In your copy, leave out the pictures; write out all the data exactly.

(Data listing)
━━━━━━

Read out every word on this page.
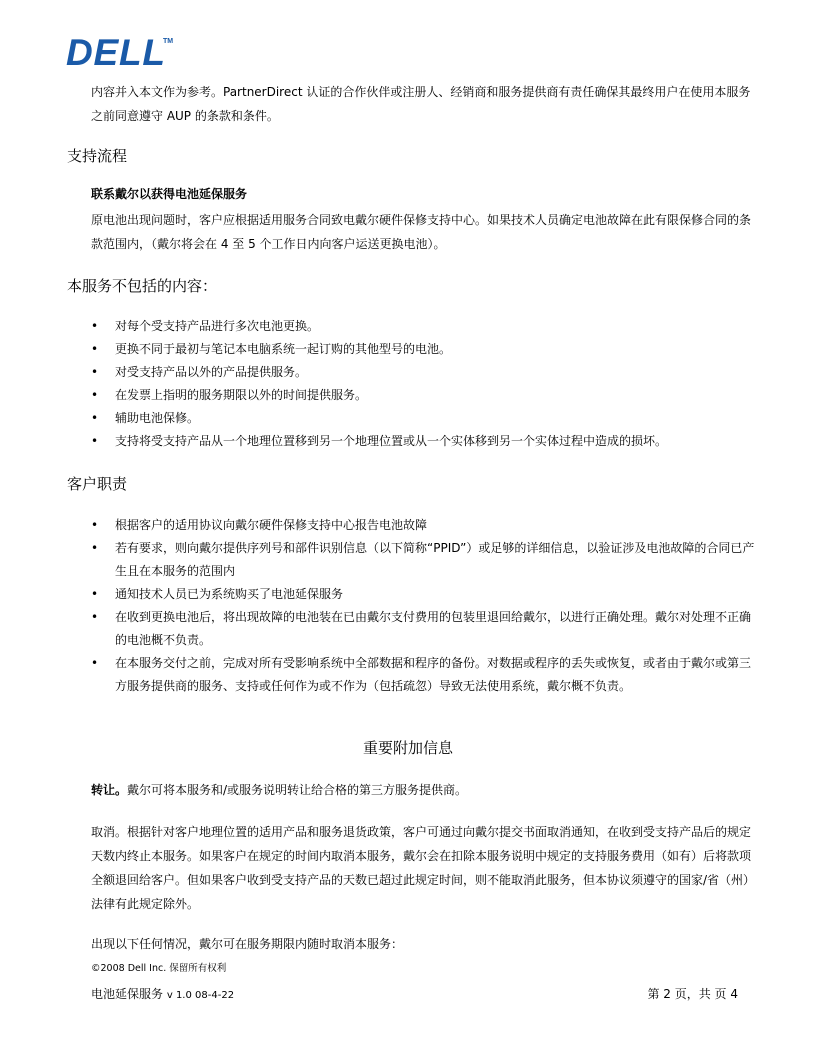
DELL TM

内容并入本文作为参考。PartnerDirect 认证的合作伙伴或注册人、经销商和服务提供商有责任确保其最终用户在使用本服务之前同意遵守 AUP 的条款和条件。

支持流程
联系戴尔以获得电池延保服务

原电池出现问题时，客户应根据适用服务合同致电戴尔硬件保修支持中心。如果技术人员确定电池故障在此有限保修合同的条款范围内，（戴尔将会在 4 至 5 个工作日内向客户运送更换电池）。

本服务不包括的内容：
• 对每个受支持产品进行多次电池更换。
• 更换不同于最初与笔记本电脑系统一起订购的其他型号的电池。
• 对受支持产品以外的产品提供服务。
• 在发票上指明的服务期限以外的时间提供服务。
• 辅助电池保修。
• 支持将受支持产品从一个地理位置移到另一个地理位置或从一个实体移到另一个实体过程中造成的损坏。
客户职责
• 根据客户的适用协议向戴尔硬件保修支持中心报告电池故障
• 若有要求，则向戴尔提供序列号和部件识别信息（以下简称“PPID”）或足够的详细信息，以验证涉及电池故障的合同已产生且在本服务的范围内
• 通知技术人员已为系统购买了电池延保服务
• 在收到更换电池后，将出现故障的电池装在已由戴尔支付费用的包装里退回给戴尔，以进行正确处理。戴尔对处理不正确的电池概不负责。
• 在本服务交付之前，完成对所有受影响系统中全部数据和程序的备份。对数据或程序的丢失或恢复，或者由于戴尔或第三方服务提供商的服务、支持或任何作为或不作为（包括疏忽）导致无法使用系统，戴尔概不负责。
重要附加信息

转让。戴尔可将本服务和/或服务说明转让给合格的第三方服务提供商。

取消。根据针对客户地理位置的适用产品和服务退货政策，客户可通过向戴尔提交书面取消通知，在收到受支持产品后的规定天数内终止本服务。如果客户在规定的时间内取消本服务，戴尔会在扣除本服务说明中规定的支持服务费用（如有）后将款项全额退回给客户。但如果客户收到受支持产品的天数已超过此规定时间，则不能取消此服务，但本协议须遵守的国家/省（州）法律有此规定除外。

出现以下任何情况，戴尔可在服务期限内随时取消本服务：

©2008 Dell Inc. 保留所有权利
电池延保服务 v 1.0 08-4-22	第 2 页，共 页 4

━━━━━━

● **ANSWER TO THE TASK**
Read out every word on this page.
DELL TM

内容并入本文作为参考。PartnerDirect 认证的合作伙伴或注册人、经销商和服务提供商有责任确保其最终用户在使用本服务之前同意遵守 AUP 的条款和条件。

支持流程
联系戴尔以获得电池延保服务

原电池出现问题时，客户应根据适用服务合同致电戴尔硬件保修支持中心。如果技术人员确定电池故障在此有限保修合同的条款范围内，（戴尔将会在 4 至 5 个工作日内向客户运送更换电池）。

本服务不包括的内容：
• 对每个受支持产品进行多次电池更换。
• 更换不同于最初与笔记本电脑系统一起订购的其他型号的电池。
• 对受支持产品以外的产品提供服务。
• 在发票上指明的服务期限以外的时间提供服务。
• 辅助电池保修。
• 支持将受支持产品从一个地理位置移到另一个地理位置或从一个实体移到另一个实体过程中造成的损坏。
客户职责
• 根据客户的适用协议向戴尔硬件保修支持中心报告电池故障
• 若有要求，则向戴尔提供序列号和部件识别信息（以下简称“PPID”）或足够的详细信息，以验证涉及电池故障的合同已产生且在本服务的范围内
• 通知技术人员已为系统购买了电池延保服务
• 在收到更换电池后，将出现故障的电池装在已由戴尔支付费用的包装里退回给戴尔，以进行正确处理。戴尔对处理不正确的电池概不负责。
• 在本服务交付之前，完成对所有受影响系统中全部数据和程序的备份。对数据或程序的丢失或恢复，或者由于戴尔或第三方服务提供商的服务、支持或任何作为或不作为（包括疏忽）导致无法使用系统，戴尔概不负责。
重要附加信息

转让。戴尔可将本服务和/或服务说明转让给合格的第三方服务提供商。

取消。根据针对客户地理位置的适用产品和服务退货政策，客户可通过向戴尔提交书面取消通知，在收到受支持产品后的规定天数内终止本服务。如果客户在规定的时间内取消本服务，戴尔会在扣除本服务说明中规定的支持服务费用（如有）后将款项全额退回给客户。但如果客户收到受支持产品的天数已超过此规定时间，则不能取消此服务，但本协议须遵守的国家/省（州）法律有此规定除外。

出现以下任何情况，戴尔可在服务期限内随时取消本服务：

©2008 Dell Inc. 保留所有权利
电池延保服务 v 1.0 08-4-22	第 2 页，共 页 4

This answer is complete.